* BEGIN Task data *

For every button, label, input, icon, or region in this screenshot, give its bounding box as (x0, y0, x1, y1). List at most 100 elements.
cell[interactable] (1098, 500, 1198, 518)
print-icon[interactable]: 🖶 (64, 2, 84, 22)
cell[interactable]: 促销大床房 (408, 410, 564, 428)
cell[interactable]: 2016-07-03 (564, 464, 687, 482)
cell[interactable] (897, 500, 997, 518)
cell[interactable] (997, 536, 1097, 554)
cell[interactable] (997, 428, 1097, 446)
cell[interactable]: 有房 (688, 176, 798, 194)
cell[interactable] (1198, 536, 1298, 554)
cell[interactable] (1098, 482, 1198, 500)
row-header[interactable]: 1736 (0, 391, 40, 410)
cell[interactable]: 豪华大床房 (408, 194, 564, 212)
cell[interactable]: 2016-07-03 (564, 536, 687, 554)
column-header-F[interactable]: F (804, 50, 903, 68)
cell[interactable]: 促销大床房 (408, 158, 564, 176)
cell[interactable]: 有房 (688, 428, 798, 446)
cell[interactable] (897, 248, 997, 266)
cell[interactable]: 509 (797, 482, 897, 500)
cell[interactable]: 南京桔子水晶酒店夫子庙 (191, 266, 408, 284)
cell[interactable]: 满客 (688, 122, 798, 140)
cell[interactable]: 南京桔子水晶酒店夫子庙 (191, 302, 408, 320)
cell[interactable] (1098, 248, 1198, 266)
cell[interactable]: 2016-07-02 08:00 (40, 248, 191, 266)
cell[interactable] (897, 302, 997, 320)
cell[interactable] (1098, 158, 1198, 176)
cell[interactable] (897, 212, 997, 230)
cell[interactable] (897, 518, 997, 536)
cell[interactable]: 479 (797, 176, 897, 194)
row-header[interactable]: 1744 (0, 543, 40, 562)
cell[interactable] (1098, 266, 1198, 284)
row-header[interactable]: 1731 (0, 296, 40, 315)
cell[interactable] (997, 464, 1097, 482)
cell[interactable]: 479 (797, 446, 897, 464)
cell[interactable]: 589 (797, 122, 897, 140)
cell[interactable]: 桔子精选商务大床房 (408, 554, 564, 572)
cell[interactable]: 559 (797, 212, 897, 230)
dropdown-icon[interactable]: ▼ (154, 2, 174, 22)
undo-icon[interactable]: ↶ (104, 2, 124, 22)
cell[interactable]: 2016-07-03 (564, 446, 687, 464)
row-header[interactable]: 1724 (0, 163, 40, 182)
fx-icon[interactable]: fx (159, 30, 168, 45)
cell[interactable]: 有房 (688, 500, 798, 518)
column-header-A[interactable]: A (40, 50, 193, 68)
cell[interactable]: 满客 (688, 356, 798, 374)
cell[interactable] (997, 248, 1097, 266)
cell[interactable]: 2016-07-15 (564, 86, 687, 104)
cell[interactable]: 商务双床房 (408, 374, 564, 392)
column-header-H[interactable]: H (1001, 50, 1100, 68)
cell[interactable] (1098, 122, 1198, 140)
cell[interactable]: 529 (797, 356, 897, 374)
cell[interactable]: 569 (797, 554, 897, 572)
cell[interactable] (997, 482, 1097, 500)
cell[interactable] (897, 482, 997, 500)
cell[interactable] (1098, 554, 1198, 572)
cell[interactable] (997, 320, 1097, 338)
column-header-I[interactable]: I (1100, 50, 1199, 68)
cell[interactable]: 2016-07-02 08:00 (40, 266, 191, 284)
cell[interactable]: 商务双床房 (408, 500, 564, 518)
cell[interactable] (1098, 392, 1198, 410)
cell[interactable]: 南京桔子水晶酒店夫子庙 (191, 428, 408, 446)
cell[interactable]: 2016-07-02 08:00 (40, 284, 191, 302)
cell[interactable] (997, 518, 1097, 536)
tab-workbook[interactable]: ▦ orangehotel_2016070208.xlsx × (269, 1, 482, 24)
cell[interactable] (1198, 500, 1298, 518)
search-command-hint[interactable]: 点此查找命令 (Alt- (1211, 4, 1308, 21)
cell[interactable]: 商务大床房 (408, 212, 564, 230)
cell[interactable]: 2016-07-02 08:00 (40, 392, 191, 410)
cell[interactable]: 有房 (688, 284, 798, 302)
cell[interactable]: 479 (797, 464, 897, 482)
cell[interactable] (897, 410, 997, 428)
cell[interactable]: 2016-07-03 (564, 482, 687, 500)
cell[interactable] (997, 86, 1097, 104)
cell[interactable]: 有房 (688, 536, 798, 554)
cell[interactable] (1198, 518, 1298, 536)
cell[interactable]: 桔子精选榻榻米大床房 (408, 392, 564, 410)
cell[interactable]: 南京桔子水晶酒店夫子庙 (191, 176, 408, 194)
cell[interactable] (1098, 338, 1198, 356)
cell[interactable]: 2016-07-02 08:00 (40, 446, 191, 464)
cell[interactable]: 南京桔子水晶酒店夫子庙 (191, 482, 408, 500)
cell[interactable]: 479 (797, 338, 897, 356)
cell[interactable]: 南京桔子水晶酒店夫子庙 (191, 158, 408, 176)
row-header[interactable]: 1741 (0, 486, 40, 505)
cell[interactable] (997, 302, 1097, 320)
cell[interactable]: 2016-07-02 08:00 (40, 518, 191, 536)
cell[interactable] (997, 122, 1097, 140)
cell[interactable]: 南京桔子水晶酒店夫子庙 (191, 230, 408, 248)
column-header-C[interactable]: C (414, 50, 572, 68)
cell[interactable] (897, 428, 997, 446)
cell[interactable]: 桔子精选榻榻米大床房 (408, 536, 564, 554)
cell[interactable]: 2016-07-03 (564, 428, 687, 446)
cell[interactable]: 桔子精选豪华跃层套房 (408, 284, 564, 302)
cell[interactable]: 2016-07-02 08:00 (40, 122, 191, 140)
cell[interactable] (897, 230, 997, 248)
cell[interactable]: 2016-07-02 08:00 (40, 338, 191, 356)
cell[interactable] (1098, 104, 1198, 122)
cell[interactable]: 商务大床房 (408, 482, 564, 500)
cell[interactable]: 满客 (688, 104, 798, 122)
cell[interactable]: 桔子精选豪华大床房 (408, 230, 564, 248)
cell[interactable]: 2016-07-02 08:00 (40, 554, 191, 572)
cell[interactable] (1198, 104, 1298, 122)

* END Task data *

• Task details: Reproduce all of the rows above, substituting "2016-07-04" for every occurrence of "2016-07-03" and leaving everything else unchanged.

• Solution:
For every button, label, input, icon, or region in this screenshot, give its bounding box as (x0, y0, x1, y1). List at most 100 elements.
cell[interactable] (1098, 500, 1198, 518)
print-icon[interactable]: 🖶 (64, 2, 84, 22)
cell[interactable]: 促销大床房 (408, 410, 564, 428)
cell[interactable]: 2016-07-04 (564, 464, 687, 482)
cell[interactable] (897, 500, 997, 518)
cell[interactable] (997, 536, 1097, 554)
cell[interactable] (997, 428, 1097, 446)
cell[interactable]: 有房 (688, 176, 798, 194)
cell[interactable] (1198, 536, 1298, 554)
cell[interactable] (1098, 482, 1198, 500)
row-header[interactable]: 1736 (0, 391, 40, 410)
cell[interactable]: 豪华大床房 (408, 194, 564, 212)
cell[interactable]: 2016-07-04 (564, 536, 687, 554)
column-header-F[interactable]: F (804, 50, 903, 68)
cell[interactable]: 促销大床房 (408, 158, 564, 176)
cell[interactable]: 有房 (688, 428, 798, 446)
cell[interactable] (897, 248, 997, 266)
cell[interactable]: 509 (797, 482, 897, 500)
cell[interactable]: 南京桔子水晶酒店夫子庙 (191, 266, 408, 284)
cell[interactable]: 满客 (688, 122, 798, 140)
cell[interactable]: 南京桔子水晶酒店夫子庙 (191, 302, 408, 320)
cell[interactable] (1098, 248, 1198, 266)
cell[interactable]: 2016-07-02 08:00 (40, 248, 191, 266)
cell[interactable] (897, 302, 997, 320)
cell[interactable] (1098, 158, 1198, 176)
cell[interactable] (897, 212, 997, 230)
cell[interactable] (897, 518, 997, 536)
cell[interactable]: 479 (797, 176, 897, 194)
row-header[interactable]: 1744 (0, 543, 40, 562)
cell[interactable] (1098, 266, 1198, 284)
row-header[interactable]: 1731 (0, 296, 40, 315)
cell[interactable] (997, 464, 1097, 482)
cell[interactable]: 479 (797, 446, 897, 464)
cell[interactable]: 589 (797, 122, 897, 140)
cell[interactable]: 桔子精选商务大床房 (408, 554, 564, 572)
cell[interactable]: 559 (797, 212, 897, 230)
dropdown-icon[interactable]: ▼ (154, 2, 174, 22)
undo-icon[interactable]: ↶ (104, 2, 124, 22)
cell[interactable]: 2016-07-04 (564, 446, 687, 464)
row-header[interactable]: 1724 (0, 163, 40, 182)
fx-icon[interactable]: fx (159, 30, 168, 45)
cell[interactable]: 有房 (688, 500, 798, 518)
column-header-A[interactable]: A (40, 50, 193, 68)
cell[interactable]: 满客 (688, 356, 798, 374)
cell[interactable] (997, 248, 1097, 266)
cell[interactable]: 2016-07-15 (564, 86, 687, 104)
cell[interactable]: 商务双床房 (408, 374, 564, 392)
column-header-H[interactable]: H (1001, 50, 1100, 68)
cell[interactable] (1098, 122, 1198, 140)
cell[interactable]: 529 (797, 356, 897, 374)
cell[interactable]: 569 (797, 554, 897, 572)
cell[interactable] (997, 482, 1097, 500)
cell[interactable] (897, 482, 997, 500)
cell[interactable] (1098, 554, 1198, 572)
cell[interactable] (997, 320, 1097, 338)
column-header-I[interactable]: I (1100, 50, 1199, 68)
cell[interactable]: 2016-07-02 08:00 (40, 266, 191, 284)
cell[interactable]: 商务双床房 (408, 500, 564, 518)
cell[interactable] (1098, 392, 1198, 410)
cell[interactable]: 南京桔子水晶酒店夫子庙 (191, 428, 408, 446)
cell[interactable]: 2016-07-02 08:00 (40, 284, 191, 302)
cell[interactable] (997, 518, 1097, 536)
tab-workbook[interactable]: ▦ orangehotel_2016070208.xlsx × (269, 1, 482, 24)
cell[interactable] (1198, 500, 1298, 518)
search-command-hint[interactable]: 点此查找命令 (Alt- (1211, 4, 1308, 21)
cell[interactable]: 商务大床房 (408, 212, 564, 230)
cell[interactable]: 2016-07-02 08:00 (40, 392, 191, 410)
cell[interactable]: 有房 (688, 284, 798, 302)
cell[interactable]: 479 (797, 464, 897, 482)
cell[interactable] (897, 410, 997, 428)
cell[interactable]: 2016-07-04 (564, 482, 687, 500)
cell[interactable] (997, 86, 1097, 104)
cell[interactable]: 有房 (688, 536, 798, 554)
cell[interactable] (1198, 518, 1298, 536)
cell[interactable]: 桔子精选榻榻米大床房 (408, 392, 564, 410)
cell[interactable]: 南京桔子水晶酒店夫子庙 (191, 176, 408, 194)
cell[interactable] (1098, 338, 1198, 356)
cell[interactable]: 2016-07-02 08:00 (40, 446, 191, 464)
cell[interactable]: 南京桔子水晶酒店夫子庙 (191, 482, 408, 500)
cell[interactable]: 479 (797, 338, 897, 356)
cell[interactable]: 南京桔子水晶酒店夫子庙 (191, 158, 408, 176)
row-header[interactable]: 1741 (0, 486, 40, 505)
cell[interactable] (997, 302, 1097, 320)
cell[interactable]: 2016-07-02 08:00 (40, 518, 191, 536)
cell[interactable] (997, 122, 1097, 140)
cell[interactable]: 南京桔子水晶酒店夫子庙 (191, 230, 408, 248)
column-header-C[interactable]: C (414, 50, 572, 68)
cell[interactable] (897, 428, 997, 446)
cell[interactable]: 桔子精选榻榻米大床房 (408, 536, 564, 554)
cell[interactable]: 2016-07-04 (564, 428, 687, 446)
cell[interactable]: 桔子精选豪华跃层套房 (408, 284, 564, 302)
cell[interactable]: 2016-07-02 08:00 (40, 122, 191, 140)
cell[interactable] (897, 230, 997, 248)
cell[interactable]: 2016-07-02 08:00 (40, 338, 191, 356)
cell[interactable] (1098, 104, 1198, 122)
cell[interactable]: 商务大床房 (408, 482, 564, 500)
cell[interactable]: 满客 (688, 104, 798, 122)
cell[interactable]: 桔子精选豪华大床房 (408, 230, 564, 248)
cell[interactable]: 2016-07-02 08:00 (40, 554, 191, 572)
cell[interactable] (1198, 104, 1298, 122)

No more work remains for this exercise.